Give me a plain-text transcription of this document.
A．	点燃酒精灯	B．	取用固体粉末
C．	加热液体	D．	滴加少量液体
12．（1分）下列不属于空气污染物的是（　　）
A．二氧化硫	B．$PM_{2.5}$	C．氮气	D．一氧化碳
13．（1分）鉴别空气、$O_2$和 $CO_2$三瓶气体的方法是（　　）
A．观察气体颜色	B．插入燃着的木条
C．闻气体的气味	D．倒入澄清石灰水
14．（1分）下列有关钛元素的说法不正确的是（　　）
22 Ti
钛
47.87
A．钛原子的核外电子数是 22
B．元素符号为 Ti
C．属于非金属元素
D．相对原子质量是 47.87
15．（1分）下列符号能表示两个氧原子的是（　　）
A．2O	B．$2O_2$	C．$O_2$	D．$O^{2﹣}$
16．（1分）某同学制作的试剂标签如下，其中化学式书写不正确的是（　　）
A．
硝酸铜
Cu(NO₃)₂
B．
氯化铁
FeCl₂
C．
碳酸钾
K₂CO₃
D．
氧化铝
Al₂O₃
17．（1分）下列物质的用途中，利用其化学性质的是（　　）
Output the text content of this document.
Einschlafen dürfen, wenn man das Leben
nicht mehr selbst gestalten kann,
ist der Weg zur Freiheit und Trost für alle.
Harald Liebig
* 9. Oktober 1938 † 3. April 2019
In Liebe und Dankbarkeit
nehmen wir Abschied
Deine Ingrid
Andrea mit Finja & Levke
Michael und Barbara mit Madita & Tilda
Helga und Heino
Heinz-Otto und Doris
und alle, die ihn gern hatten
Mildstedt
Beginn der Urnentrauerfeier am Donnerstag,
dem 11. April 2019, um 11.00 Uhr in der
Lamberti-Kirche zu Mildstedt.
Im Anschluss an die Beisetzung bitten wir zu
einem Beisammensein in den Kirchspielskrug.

# # #

◆ WHAT YOU HAVE TO DO ◆
Choose all lines containing the string "this" and copy them out.

◆ REPLY TO THE TASK ◆
Give me a plain-text transcription of this document.
Output the text content of this document.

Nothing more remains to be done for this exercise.